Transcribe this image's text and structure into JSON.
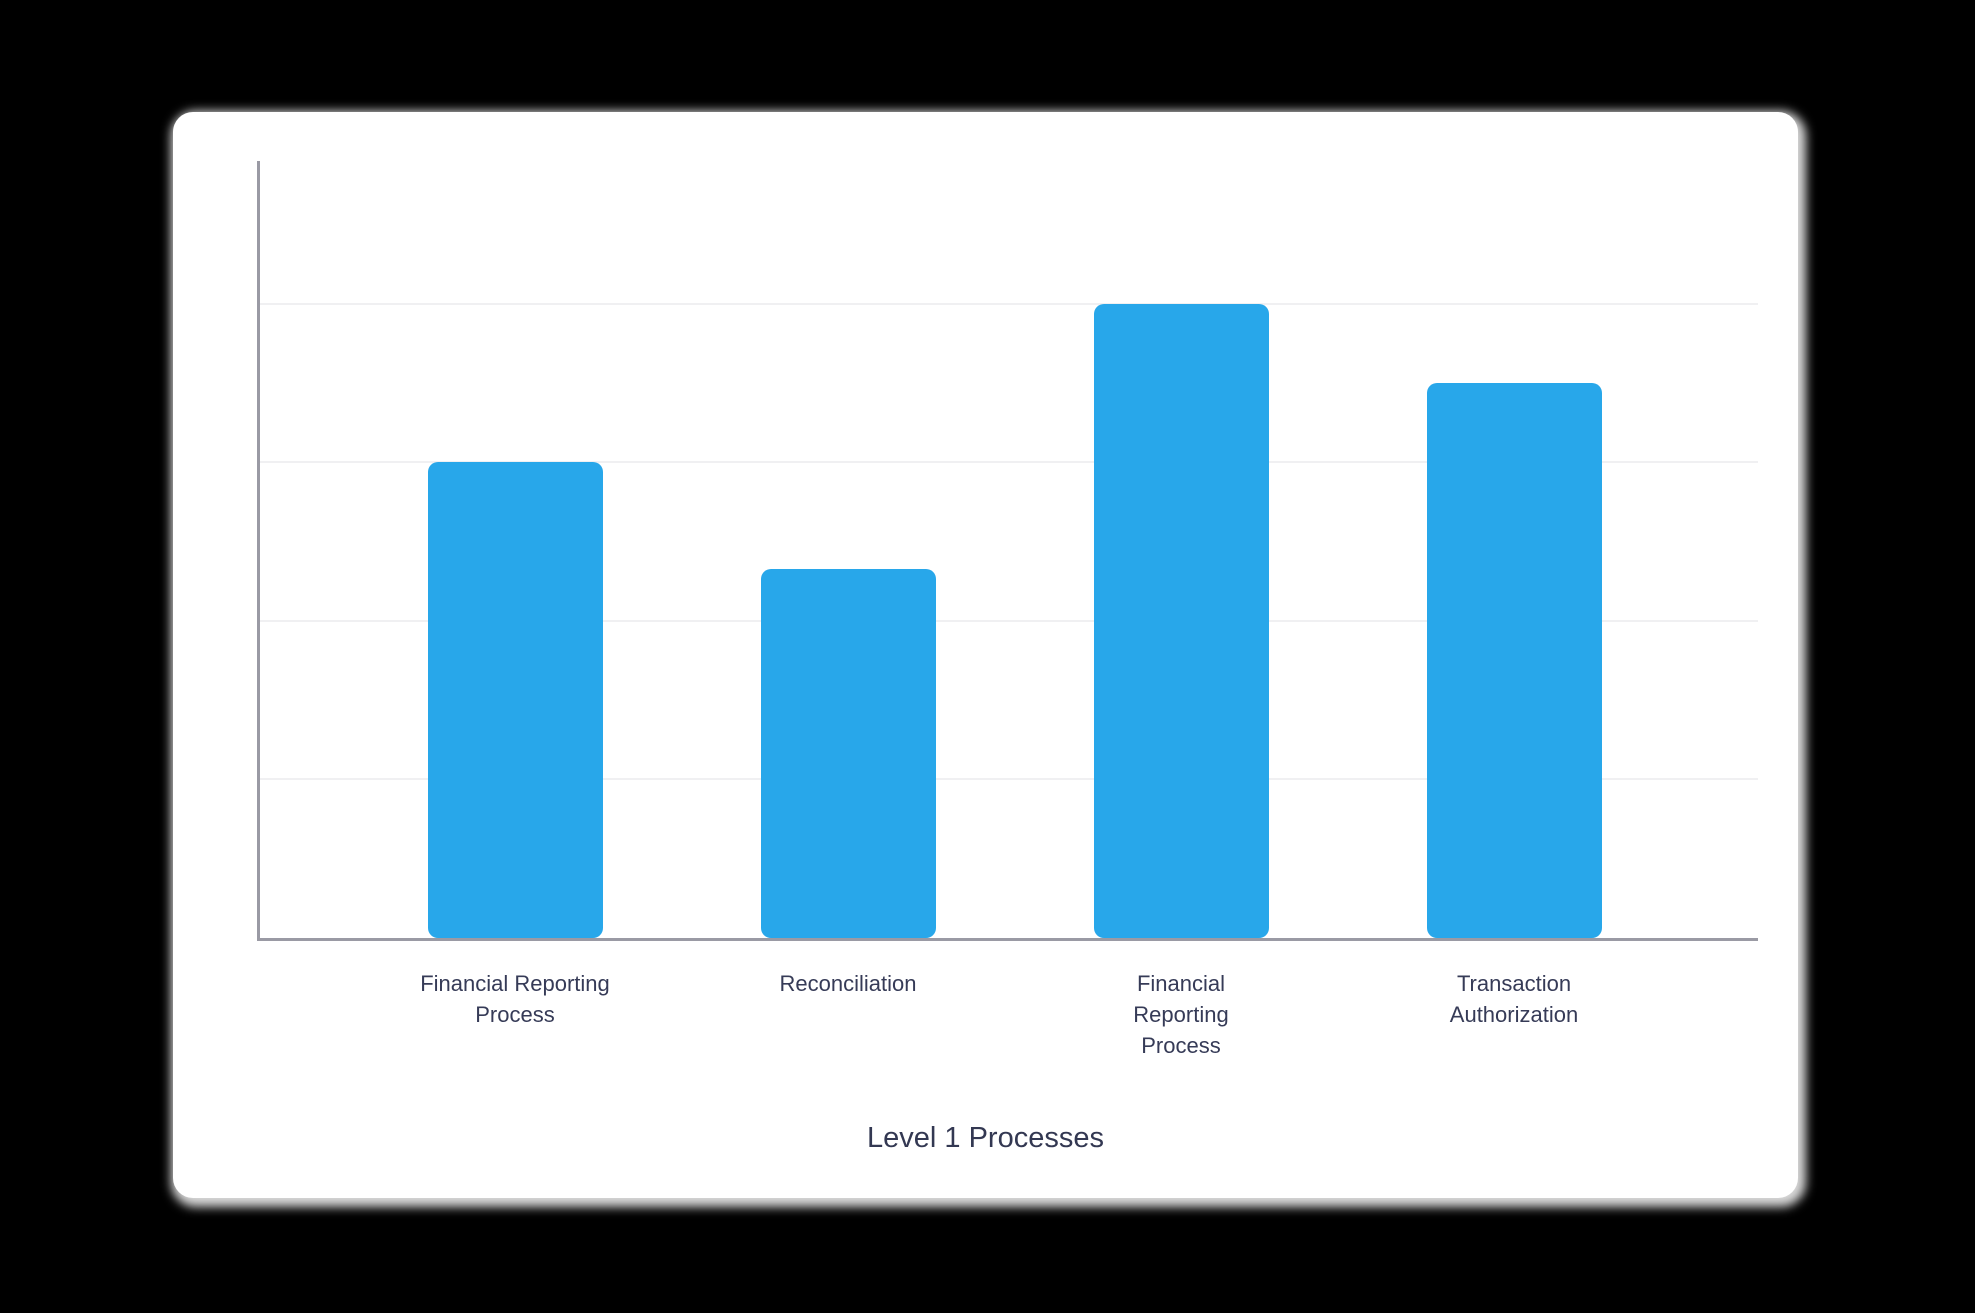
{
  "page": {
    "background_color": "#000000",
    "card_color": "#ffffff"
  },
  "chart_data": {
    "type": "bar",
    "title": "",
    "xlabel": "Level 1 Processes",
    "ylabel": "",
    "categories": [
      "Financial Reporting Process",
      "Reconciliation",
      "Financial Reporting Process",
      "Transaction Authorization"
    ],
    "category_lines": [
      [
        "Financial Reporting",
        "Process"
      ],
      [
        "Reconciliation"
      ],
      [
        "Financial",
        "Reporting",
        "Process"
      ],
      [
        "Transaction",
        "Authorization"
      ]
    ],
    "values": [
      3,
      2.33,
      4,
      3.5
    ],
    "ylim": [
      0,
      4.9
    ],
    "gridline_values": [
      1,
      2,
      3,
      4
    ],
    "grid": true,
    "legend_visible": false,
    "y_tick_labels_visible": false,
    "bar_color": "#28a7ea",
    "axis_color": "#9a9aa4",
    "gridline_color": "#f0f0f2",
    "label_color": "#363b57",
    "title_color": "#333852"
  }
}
◆ ◆ ◆
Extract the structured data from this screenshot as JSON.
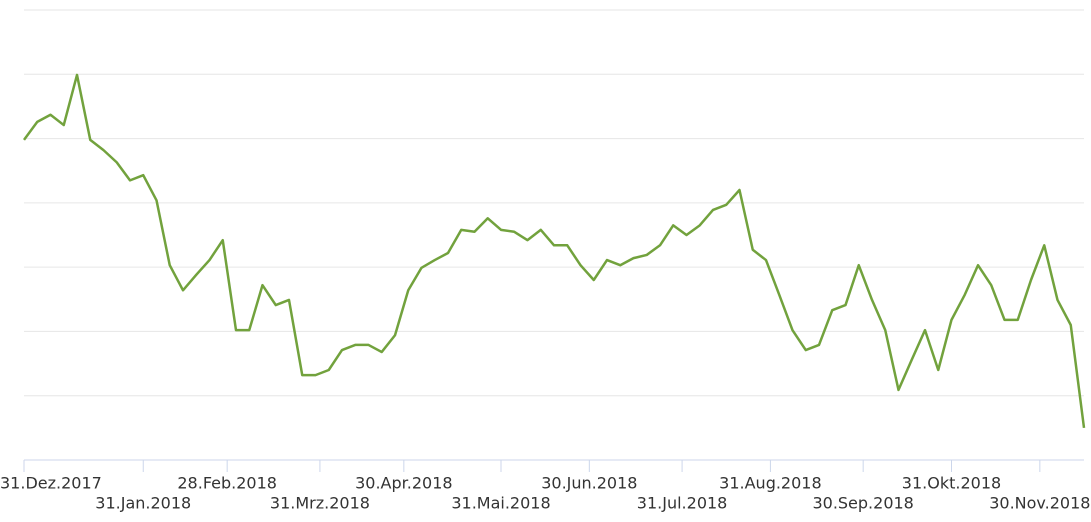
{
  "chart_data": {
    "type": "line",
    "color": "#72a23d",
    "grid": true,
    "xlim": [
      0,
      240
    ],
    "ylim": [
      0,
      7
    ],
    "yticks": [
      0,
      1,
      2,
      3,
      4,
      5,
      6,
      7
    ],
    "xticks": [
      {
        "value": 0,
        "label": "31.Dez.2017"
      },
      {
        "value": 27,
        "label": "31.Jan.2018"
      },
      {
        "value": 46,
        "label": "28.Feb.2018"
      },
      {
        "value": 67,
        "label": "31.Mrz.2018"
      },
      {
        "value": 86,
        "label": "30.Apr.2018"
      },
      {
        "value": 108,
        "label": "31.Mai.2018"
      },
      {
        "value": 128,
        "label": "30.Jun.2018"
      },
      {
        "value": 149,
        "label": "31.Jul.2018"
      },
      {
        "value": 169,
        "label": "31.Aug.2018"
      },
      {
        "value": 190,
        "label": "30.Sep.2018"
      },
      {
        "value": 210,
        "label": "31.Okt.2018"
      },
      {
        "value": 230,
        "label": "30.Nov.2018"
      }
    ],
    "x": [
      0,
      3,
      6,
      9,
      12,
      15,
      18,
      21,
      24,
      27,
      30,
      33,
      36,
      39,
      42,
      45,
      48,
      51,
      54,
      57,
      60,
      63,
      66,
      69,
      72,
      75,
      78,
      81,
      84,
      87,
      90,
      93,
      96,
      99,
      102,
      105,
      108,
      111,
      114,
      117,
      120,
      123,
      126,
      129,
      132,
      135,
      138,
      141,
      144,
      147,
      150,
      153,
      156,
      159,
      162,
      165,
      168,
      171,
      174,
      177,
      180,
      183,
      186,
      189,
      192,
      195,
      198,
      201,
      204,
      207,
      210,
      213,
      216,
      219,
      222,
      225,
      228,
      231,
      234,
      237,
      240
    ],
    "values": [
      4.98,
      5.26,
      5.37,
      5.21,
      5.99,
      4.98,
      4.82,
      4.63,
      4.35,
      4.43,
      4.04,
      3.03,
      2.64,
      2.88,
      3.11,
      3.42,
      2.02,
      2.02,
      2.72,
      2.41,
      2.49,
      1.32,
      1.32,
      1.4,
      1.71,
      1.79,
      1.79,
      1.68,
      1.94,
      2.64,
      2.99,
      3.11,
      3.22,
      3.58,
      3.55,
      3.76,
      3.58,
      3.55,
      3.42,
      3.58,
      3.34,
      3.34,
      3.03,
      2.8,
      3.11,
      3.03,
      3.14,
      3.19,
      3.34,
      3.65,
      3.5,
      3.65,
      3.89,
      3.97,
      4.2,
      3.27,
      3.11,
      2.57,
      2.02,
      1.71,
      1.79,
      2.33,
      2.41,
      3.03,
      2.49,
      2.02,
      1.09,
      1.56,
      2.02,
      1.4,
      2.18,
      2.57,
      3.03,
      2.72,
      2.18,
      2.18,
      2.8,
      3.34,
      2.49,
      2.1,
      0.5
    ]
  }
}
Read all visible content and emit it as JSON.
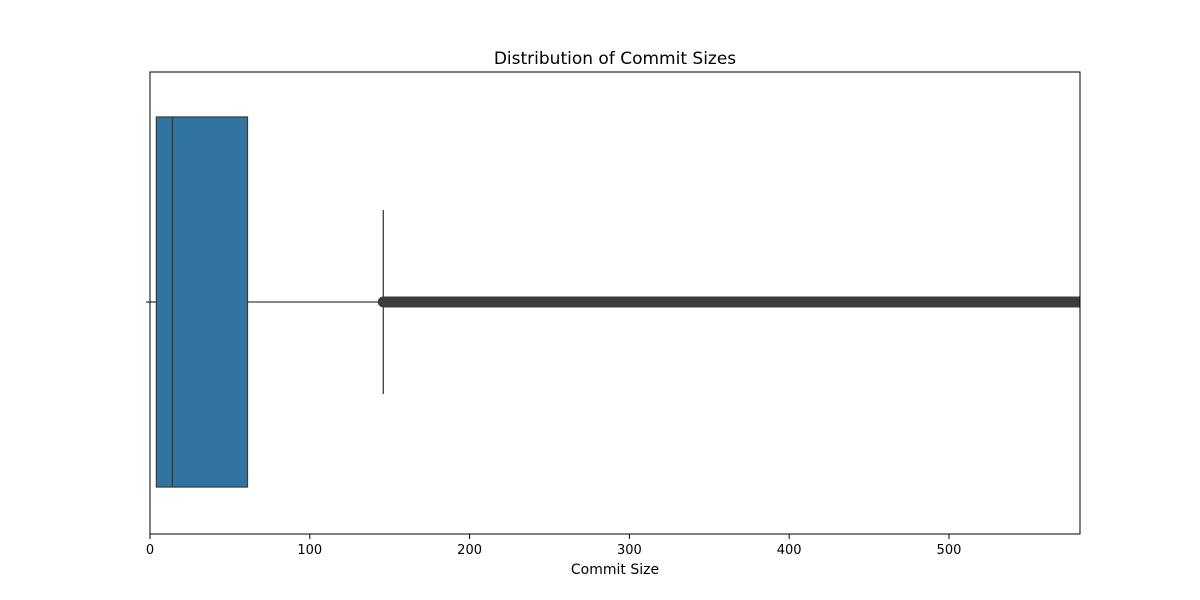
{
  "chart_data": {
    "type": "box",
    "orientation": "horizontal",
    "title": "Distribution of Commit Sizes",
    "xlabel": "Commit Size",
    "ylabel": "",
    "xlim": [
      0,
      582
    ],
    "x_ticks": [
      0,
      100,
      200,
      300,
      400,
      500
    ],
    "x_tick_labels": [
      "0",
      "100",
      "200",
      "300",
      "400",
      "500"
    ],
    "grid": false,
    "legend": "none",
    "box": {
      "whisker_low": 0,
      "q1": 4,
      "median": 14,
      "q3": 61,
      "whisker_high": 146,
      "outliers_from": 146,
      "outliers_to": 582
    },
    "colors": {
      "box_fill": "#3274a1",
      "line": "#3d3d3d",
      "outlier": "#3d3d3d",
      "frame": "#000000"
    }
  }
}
◆ ◆ ◆
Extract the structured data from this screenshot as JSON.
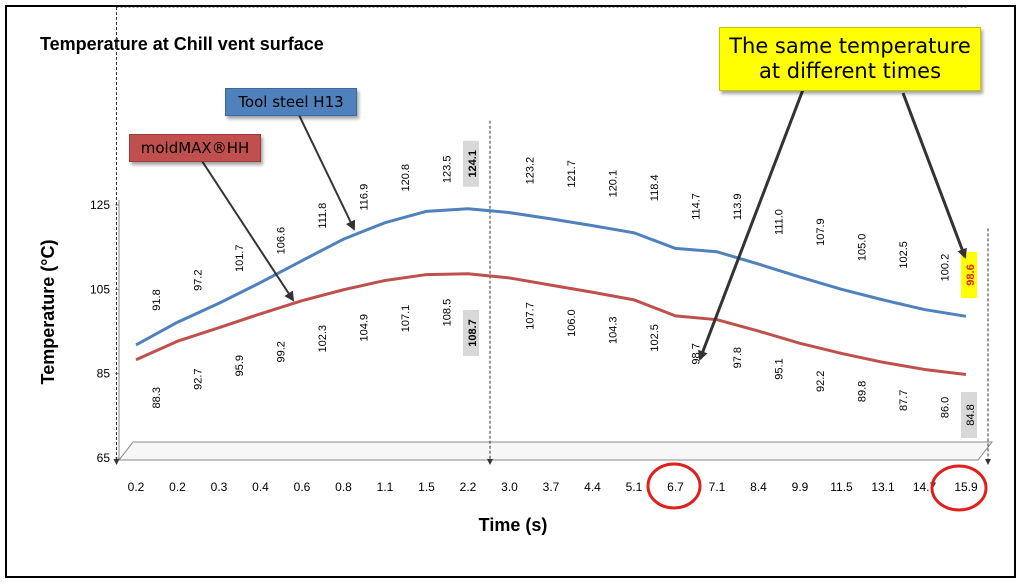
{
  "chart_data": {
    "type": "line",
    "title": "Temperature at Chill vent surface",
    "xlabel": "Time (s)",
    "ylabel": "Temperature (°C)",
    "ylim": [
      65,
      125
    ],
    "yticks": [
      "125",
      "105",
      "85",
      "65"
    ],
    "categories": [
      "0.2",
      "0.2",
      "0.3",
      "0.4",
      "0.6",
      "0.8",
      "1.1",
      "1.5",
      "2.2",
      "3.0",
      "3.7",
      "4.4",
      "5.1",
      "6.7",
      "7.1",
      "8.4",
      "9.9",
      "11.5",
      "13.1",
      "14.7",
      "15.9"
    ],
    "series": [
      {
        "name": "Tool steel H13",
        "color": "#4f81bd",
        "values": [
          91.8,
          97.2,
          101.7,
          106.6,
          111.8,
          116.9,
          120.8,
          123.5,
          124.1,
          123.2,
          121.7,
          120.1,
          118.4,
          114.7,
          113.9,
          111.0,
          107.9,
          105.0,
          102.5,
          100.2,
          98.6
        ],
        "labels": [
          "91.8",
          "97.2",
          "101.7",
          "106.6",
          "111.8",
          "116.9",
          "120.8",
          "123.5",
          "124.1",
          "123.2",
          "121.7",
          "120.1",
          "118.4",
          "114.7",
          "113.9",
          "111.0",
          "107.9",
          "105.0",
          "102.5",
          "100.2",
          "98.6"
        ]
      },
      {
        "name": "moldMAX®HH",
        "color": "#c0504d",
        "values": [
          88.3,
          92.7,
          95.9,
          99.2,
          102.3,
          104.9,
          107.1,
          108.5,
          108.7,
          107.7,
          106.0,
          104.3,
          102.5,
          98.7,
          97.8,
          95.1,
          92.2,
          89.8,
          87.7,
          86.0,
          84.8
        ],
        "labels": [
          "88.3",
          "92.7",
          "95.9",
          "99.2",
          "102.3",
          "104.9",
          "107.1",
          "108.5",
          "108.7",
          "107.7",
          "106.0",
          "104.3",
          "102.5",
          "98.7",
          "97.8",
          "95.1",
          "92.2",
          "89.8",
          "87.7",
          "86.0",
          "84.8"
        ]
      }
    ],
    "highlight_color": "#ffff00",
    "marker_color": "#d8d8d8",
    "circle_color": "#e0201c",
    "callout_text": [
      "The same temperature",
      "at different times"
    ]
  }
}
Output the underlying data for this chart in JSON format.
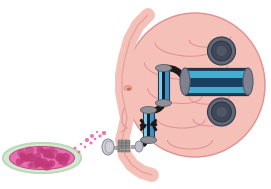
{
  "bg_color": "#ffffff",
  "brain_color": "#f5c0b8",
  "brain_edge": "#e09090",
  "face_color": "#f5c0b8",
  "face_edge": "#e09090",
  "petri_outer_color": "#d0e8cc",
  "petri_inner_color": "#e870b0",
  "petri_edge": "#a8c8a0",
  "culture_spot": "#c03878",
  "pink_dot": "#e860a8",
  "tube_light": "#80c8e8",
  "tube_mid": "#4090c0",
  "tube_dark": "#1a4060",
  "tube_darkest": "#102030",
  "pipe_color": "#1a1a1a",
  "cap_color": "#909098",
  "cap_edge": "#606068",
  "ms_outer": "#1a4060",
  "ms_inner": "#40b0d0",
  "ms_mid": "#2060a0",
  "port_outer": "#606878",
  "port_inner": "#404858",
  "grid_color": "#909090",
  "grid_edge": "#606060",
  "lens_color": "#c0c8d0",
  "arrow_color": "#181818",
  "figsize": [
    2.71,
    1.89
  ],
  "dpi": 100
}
◆ ◆ ◆
- WHAT THE EXERCISE ASKS -
Which lines hold the word "this"? Copy each of them from the records.

- WORKED SOLUTION -
Transcribe this image's text and structure into JSON.
Extract the structured data from this screenshot as JSON.
Extract the structured data from this screenshot as JSON.
Output the underlying data for this chart in JSON format.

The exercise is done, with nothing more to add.